─── Dataset entries ───
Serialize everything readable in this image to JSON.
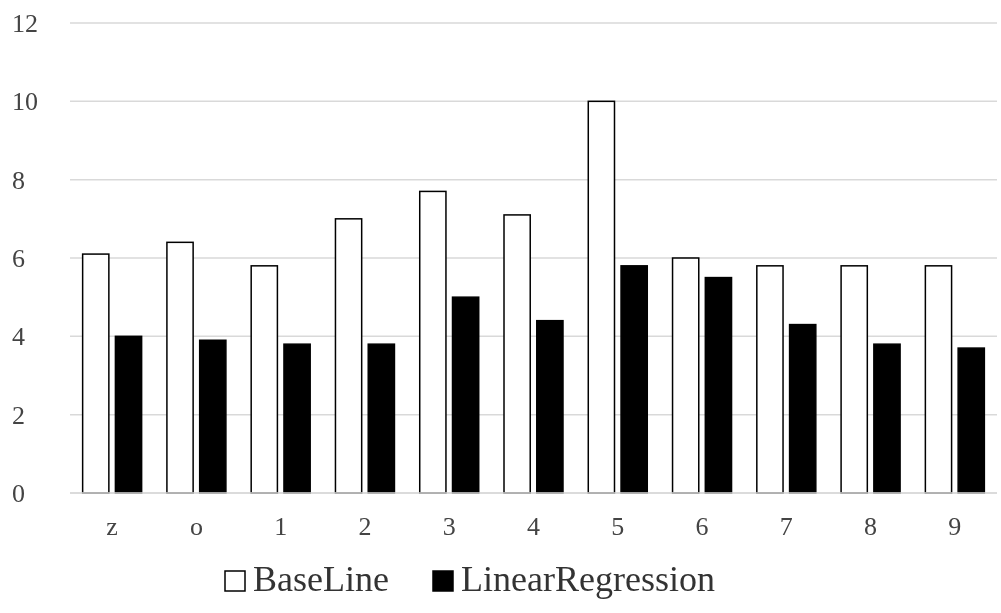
{
  "chart_data": {
    "type": "bar",
    "categories": [
      "z",
      "o",
      "1",
      "2",
      "3",
      "4",
      "5",
      "6",
      "7",
      "8",
      "9"
    ],
    "series": [
      {
        "name": "BaseLine",
        "color": "#ffffff",
        "values": [
          6.1,
          6.4,
          5.8,
          7.0,
          7.7,
          7.1,
          10.0,
          6.0,
          5.8,
          5.8,
          5.8
        ]
      },
      {
        "name": "LinearRegression",
        "color": "#000000",
        "values": [
          4.0,
          3.9,
          3.8,
          3.8,
          5.0,
          4.4,
          5.8,
          5.5,
          4.3,
          3.8,
          3.7
        ]
      }
    ],
    "ylim": [
      0,
      12
    ],
    "yticks": [
      0,
      2,
      4,
      6,
      8,
      10,
      12
    ],
    "grid": "y",
    "legend": "bottom"
  }
}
───
— What is required —
Exclude the images, then output the data above word for word.

— Task solution —
Serialize everything readable in this image to JSON.
{
  "chart_data": {
    "type": "bar",
    "categories": [
      "z",
      "o",
      "1",
      "2",
      "3",
      "4",
      "5",
      "6",
      "7",
      "8",
      "9"
    ],
    "series": [
      {
        "name": "BaseLine",
        "color": "#ffffff",
        "values": [
          6.1,
          6.4,
          5.8,
          7.0,
          7.7,
          7.1,
          10.0,
          6.0,
          5.8,
          5.8,
          5.8
        ]
      },
      {
        "name": "LinearRegression",
        "color": "#000000",
        "values": [
          4.0,
          3.9,
          3.8,
          3.8,
          5.0,
          4.4,
          5.8,
          5.5,
          4.3,
          3.8,
          3.7
        ]
      }
    ],
    "ylim": [
      0,
      12
    ],
    "yticks": [
      0,
      2,
      4,
      6,
      8,
      10,
      12
    ],
    "grid": "y",
    "legend": "bottom"
  }
}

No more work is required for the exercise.